Record list
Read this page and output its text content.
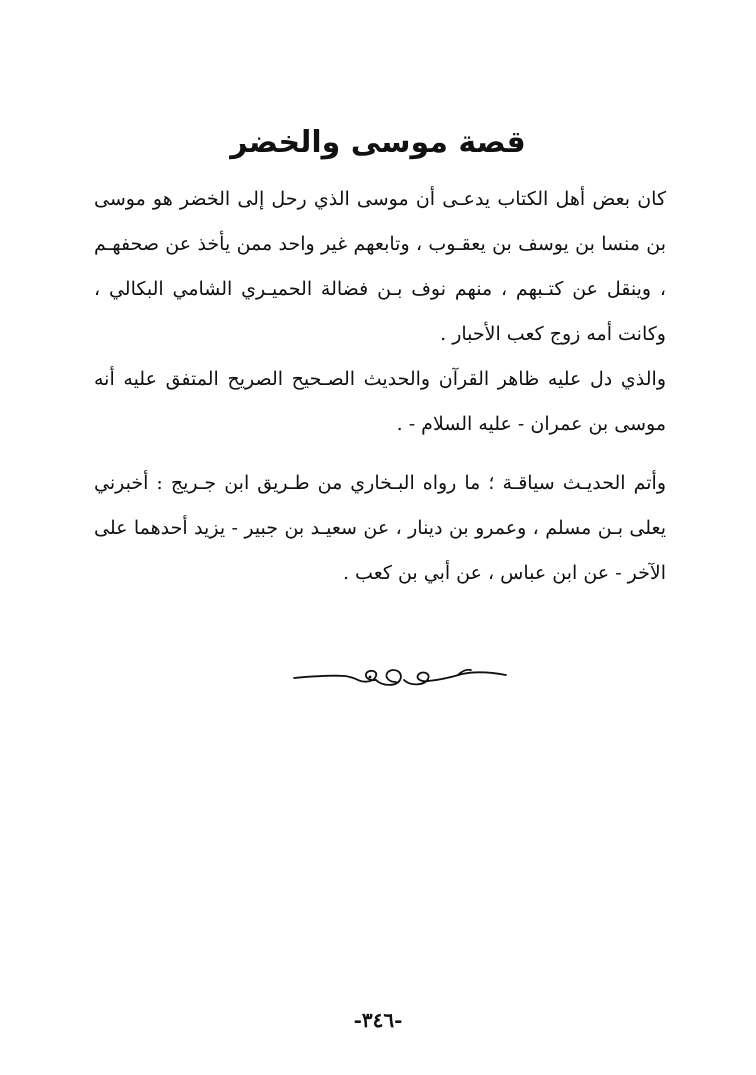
قصة موسى والخضر

كان بعض أهل الكتاب يدعـى أن موسى الذي رحل إلى الخضر هو موسى بن منسا بن يوسف بن يعقـوب ، وتابعهم غير واحد ممن يأخذ عن صحفهـم ، وينقل عن كتـبهم ، منهم نوف بـن فضالة الحميـري الشامي البكالي ، وكانت أمه زوج كعب الأحبار .

والذي دل عليه ظاهر القرآن والحديث الصـحيح الصريح المتفق عليه أنه موسى بن عمران - عليه السلام - .

وأتم الحديـث سياقـة ؛ ما رواه البـخاري من طـريق ابن جـريج : أخبرني يعلى بـن مسلم ، وعمرو بن دينار ، عن سعيـد بن جبير - يزيد أحدهما على الآخر - عن ابن عباس ، عن أبي بن كعب .

-٣٤٦-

Stated exercise
The listing above must be printed again exactly, minus its pictures.

Answer to the problem
Read this page and output its text content.
قصة موسى والخضر

كان بعض أهل الكتاب يدعـى أن موسى الذي رحل إلى الخضر هو موسى بن منسا بن يوسف بن يعقـوب ، وتابعهم غير واحد ممن يأخذ عن صحفهـم ، وينقل عن كتـبهم ، منهم نوف بـن فضالة الحميـري الشامي البكالي ، وكانت أمه زوج كعب الأحبار .

والذي دل عليه ظاهر القرآن والحديث الصـحيح الصريح المتفق عليه أنه موسى بن عمران - عليه السلام - .

وأتم الحديـث سياقـة ؛ ما رواه البـخاري من طـريق ابن جـريج : أخبرني يعلى بـن مسلم ، وعمرو بن دينار ، عن سعيـد بن جبير - يزيد أحدهما على الآخر - عن ابن عباس ، عن أبي بن كعب .

-٣٤٦-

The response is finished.